▶

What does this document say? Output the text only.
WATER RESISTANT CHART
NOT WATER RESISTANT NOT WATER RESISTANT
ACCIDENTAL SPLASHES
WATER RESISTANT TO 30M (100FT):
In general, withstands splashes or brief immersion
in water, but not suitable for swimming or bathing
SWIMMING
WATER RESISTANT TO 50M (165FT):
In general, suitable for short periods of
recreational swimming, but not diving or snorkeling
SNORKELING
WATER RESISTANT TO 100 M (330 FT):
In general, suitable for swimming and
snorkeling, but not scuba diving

◀

## Exercise prompt
Copy out every line of the data that includes "general".

## Response
In general, withstands splashes or brief immersion
In general, suitable for short periods of
In general, suitable for swimming and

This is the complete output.